#### Job
Go through the listing and write out all of it exactly.

#### Dataset records
## START

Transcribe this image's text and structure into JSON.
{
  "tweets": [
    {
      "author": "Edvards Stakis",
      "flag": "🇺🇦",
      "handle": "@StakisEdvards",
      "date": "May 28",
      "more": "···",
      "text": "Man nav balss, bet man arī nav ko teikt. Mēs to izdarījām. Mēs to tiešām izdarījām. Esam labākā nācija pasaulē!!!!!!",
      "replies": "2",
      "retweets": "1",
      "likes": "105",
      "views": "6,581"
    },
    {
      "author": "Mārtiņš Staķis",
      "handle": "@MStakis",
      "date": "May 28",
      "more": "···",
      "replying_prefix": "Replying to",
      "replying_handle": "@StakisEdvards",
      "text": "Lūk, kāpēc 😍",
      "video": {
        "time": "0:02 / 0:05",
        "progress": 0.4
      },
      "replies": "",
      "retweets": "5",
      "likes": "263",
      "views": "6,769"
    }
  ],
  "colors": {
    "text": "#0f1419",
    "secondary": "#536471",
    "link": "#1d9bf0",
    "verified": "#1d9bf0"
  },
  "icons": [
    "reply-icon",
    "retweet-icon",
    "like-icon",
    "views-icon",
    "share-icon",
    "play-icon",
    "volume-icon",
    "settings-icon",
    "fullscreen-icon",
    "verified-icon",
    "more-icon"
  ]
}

## END

#### Answer to the problem
Transcribe this image's text and structure into JSON.
{
  "tweets": [
    {
      "author": "Edvards Stakis",
      "flag": "🇺🇦",
      "handle": "@StakisEdvards",
      "date": "May 28",
      "more": "···",
      "text": "Man nav balss, bet man arī nav ko teikt. Mēs to izdarījām. Mēs to tiešām izdarījām. Esam labākā nācija pasaulē!!!!!!",
      "replies": "2",
      "retweets": "1",
      "likes": "105",
      "views": "6,581"
    },
    {
      "author": "Mārtiņš Staķis",
      "handle": "@MStakis",
      "date": "May 28",
      "more": "···",
      "replying_prefix": "Replying to",
      "replying_handle": "@StakisEdvards",
      "text": "Lūk, kāpēc 😍",
      "video": {
        "time": "0:02 / 0:05",
        "progress": 0.4
      },
      "replies": "",
      "retweets": "5",
      "likes": "263",
      "views": "6,769"
    }
  ],
  "colors": {
    "text": "#0f1419",
    "secondary": "#536471",
    "link": "#1d9bf0",
    "verified": "#1d9bf0"
  },
  "icons": [
    "reply-icon",
    "retweet-icon",
    "like-icon",
    "views-icon",
    "share-icon",
    "play-icon",
    "volume-icon",
    "settings-icon",
    "fullscreen-icon",
    "verified-icon",
    "more-icon"
  ]
}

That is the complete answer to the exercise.